STATED TASK. Each line containing the word "Dense" should be found and copied.

[Items from a figure collection]
·····
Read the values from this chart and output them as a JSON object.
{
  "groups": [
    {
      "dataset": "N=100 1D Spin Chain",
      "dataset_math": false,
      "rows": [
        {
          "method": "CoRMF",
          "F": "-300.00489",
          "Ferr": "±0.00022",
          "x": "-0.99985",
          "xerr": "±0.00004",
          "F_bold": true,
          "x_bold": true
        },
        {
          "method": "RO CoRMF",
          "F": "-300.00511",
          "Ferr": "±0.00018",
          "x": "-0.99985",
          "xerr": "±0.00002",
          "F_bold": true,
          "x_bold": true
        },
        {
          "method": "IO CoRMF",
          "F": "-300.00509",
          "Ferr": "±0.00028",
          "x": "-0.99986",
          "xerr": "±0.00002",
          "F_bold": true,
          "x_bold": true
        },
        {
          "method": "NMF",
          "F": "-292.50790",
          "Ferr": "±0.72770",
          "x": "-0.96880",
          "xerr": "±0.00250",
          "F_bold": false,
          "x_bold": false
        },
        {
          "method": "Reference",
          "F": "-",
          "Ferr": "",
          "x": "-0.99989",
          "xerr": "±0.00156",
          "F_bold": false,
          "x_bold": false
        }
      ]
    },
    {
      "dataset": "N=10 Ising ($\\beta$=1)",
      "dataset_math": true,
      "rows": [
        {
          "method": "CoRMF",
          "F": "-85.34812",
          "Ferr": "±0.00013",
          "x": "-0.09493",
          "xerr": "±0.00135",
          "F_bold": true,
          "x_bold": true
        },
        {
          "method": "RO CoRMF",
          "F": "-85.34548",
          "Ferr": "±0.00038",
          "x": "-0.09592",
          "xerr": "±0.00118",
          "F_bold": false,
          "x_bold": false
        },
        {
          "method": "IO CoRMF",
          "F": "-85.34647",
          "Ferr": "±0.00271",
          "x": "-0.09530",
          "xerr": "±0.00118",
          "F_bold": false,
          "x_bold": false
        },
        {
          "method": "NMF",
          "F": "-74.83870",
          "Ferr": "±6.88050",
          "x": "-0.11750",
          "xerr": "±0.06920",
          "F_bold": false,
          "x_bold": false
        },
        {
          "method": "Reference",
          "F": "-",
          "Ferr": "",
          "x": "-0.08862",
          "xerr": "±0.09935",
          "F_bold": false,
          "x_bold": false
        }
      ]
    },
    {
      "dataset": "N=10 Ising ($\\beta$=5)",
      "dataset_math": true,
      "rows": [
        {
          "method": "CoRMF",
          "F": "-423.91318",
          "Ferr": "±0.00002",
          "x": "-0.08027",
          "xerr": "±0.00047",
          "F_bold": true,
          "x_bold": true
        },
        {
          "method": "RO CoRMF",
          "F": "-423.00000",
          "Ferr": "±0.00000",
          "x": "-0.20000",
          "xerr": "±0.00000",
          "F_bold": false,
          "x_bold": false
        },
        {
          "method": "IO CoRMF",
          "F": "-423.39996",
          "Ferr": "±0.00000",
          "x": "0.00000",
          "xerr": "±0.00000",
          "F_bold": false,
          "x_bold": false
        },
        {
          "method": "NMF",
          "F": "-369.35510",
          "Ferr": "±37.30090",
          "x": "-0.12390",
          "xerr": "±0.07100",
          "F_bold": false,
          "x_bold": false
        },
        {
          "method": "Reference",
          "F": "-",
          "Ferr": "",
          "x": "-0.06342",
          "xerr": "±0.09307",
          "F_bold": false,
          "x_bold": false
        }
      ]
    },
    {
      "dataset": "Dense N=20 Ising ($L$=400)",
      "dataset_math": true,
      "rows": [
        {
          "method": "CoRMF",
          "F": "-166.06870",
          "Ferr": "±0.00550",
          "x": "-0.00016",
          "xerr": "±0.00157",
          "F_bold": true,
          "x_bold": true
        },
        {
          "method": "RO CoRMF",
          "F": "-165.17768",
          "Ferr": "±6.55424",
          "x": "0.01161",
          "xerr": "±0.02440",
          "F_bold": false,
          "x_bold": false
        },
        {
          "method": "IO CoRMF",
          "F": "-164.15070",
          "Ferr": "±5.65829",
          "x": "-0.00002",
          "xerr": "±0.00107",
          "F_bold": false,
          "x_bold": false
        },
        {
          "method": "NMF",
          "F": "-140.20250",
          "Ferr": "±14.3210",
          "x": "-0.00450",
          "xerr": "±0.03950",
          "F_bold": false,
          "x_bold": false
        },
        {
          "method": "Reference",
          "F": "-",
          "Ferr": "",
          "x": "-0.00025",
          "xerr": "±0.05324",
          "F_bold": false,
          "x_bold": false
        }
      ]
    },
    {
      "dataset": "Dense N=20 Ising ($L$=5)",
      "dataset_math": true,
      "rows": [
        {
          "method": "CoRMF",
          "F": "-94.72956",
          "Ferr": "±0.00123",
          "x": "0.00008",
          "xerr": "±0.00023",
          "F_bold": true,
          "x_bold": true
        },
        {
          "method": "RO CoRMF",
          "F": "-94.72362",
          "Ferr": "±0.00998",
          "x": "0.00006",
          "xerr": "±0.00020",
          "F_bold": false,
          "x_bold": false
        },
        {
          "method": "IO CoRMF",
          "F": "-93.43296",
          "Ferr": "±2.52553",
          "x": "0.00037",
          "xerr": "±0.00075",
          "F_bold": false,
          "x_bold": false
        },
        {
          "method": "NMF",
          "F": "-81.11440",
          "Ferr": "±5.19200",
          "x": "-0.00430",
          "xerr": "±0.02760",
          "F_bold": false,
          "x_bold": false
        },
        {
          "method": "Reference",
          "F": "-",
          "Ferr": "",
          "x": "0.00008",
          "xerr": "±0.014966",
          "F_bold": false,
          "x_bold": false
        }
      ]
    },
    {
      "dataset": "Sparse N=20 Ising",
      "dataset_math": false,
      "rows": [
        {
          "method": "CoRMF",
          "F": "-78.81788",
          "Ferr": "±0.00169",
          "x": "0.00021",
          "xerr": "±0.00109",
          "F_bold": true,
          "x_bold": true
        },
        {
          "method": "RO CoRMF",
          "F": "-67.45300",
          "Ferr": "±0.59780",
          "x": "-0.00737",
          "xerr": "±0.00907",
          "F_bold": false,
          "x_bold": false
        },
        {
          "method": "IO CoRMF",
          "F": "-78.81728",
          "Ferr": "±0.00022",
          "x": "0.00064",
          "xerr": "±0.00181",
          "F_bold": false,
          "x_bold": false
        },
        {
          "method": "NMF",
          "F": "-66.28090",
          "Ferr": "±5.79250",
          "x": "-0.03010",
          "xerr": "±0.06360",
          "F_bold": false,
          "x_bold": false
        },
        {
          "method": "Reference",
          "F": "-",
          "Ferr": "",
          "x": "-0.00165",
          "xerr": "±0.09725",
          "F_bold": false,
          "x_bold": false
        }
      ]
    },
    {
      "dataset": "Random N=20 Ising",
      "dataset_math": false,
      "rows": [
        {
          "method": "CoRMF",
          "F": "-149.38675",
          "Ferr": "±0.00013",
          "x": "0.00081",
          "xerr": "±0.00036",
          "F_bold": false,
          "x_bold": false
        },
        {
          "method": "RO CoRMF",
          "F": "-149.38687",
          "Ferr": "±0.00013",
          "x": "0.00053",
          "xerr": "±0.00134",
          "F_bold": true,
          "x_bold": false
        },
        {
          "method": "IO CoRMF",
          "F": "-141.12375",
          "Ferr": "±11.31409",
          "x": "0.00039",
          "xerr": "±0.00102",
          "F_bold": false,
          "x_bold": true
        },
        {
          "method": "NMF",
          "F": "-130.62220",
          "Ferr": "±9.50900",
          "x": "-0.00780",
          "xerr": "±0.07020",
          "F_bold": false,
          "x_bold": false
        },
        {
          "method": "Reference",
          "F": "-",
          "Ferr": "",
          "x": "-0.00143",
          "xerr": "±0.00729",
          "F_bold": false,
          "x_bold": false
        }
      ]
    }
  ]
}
·····
TASK SOLUTION.
      "dataset": "Dense N=20 Ising ($L$=400)",
      "dataset": "Dense N=20 Ising ($L$=5)",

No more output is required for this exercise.